Copy all of the data below verbatim, keeping every line and its order unchanged.

════════════════════

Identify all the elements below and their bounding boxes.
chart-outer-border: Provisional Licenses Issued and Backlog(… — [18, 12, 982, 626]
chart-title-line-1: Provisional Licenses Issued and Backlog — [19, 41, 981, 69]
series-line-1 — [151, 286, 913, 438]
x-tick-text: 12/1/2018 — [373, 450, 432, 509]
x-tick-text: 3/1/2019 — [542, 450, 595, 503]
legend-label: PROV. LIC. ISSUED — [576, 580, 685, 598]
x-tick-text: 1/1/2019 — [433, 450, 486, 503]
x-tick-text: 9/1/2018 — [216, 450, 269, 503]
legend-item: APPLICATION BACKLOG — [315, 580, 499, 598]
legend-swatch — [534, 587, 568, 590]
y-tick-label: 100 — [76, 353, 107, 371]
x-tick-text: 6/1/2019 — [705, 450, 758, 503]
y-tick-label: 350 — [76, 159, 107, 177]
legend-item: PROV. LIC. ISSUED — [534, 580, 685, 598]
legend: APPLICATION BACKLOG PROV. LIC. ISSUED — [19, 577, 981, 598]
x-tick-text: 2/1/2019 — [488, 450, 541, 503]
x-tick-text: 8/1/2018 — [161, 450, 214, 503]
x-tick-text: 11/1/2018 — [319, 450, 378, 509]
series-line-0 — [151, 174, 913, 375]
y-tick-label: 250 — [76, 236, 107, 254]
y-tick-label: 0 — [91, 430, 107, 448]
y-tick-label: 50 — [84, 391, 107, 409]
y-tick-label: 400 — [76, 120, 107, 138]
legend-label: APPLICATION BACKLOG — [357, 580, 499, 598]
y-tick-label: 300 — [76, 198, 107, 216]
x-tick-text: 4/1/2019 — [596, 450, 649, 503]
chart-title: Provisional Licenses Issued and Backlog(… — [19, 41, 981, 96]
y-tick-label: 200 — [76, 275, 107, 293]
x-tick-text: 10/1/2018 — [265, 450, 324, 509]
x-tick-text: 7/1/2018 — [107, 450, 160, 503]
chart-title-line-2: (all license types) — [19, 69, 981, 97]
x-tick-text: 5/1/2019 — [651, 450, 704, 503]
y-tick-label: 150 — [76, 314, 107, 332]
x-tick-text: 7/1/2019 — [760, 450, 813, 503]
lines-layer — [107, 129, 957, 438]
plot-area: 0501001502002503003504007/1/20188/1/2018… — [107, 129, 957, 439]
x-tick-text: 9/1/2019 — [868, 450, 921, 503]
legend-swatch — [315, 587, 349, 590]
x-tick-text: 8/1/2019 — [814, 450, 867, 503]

════════════════════

- Task solution -
Identify all the elements below and their bounding boxes.
chart-outer-border: Provisional Licenses Issued and Backlog(… — [18, 12, 982, 626]
chart-title-line-1: Provisional Licenses Issued and Backlog — [19, 41, 981, 69]
series-line-1 — [151, 286, 913, 438]
x-tick-text: 12/1/2018 — [373, 450, 432, 509]
x-tick-text: 3/1/2019 — [542, 450, 595, 503]
legend-label: PROV. LIC. ISSUED — [576, 580, 685, 598]
x-tick-text: 1/1/2019 — [433, 450, 486, 503]
x-tick-text: 9/1/2018 — [216, 450, 269, 503]
legend-item: APPLICATION BACKLOG — [315, 580, 499, 598]
legend-swatch — [534, 587, 568, 590]
y-tick-label: 100 — [76, 353, 107, 371]
x-tick-text: 6/1/2019 — [705, 450, 758, 503]
y-tick-label: 350 — [76, 159, 107, 177]
legend-item: PROV. LIC. ISSUED — [534, 580, 685, 598]
legend: APPLICATION BACKLOG PROV. LIC. ISSUED — [19, 577, 981, 598]
x-tick-text: 2/1/2019 — [488, 450, 541, 503]
x-tick-text: 8/1/2018 — [161, 450, 214, 503]
x-tick-text: 11/1/2018 — [319, 450, 378, 509]
series-line-0 — [151, 174, 913, 375]
y-tick-label: 250 — [76, 236, 107, 254]
y-tick-label: 0 — [91, 430, 107, 448]
y-tick-label: 50 — [84, 391, 107, 409]
y-tick-label: 400 — [76, 120, 107, 138]
legend-label: APPLICATION BACKLOG — [357, 580, 499, 598]
y-tick-label: 300 — [76, 198, 107, 216]
x-tick-text: 4/1/2019 — [596, 450, 649, 503]
chart-title: Provisional Licenses Issued and Backlog(… — [19, 41, 981, 96]
y-tick-label: 200 — [76, 275, 107, 293]
x-tick-text: 10/1/2018 — [265, 450, 324, 509]
x-tick-text: 7/1/2018 — [107, 450, 160, 503]
chart-title-line-2: (all license types) — [19, 69, 981, 97]
x-tick-text: 5/1/2019 — [651, 450, 704, 503]
y-tick-label: 150 — [76, 314, 107, 332]
x-tick-text: 7/1/2019 — [760, 450, 813, 503]
lines-layer — [107, 129, 957, 438]
plot-area: 0501001502002503003504007/1/20188/1/2018… — [107, 129, 957, 439]
x-tick-text: 9/1/2019 — [868, 450, 921, 503]
legend-swatch — [315, 587, 349, 590]
x-tick-text: 8/1/2019 — [814, 450, 867, 503]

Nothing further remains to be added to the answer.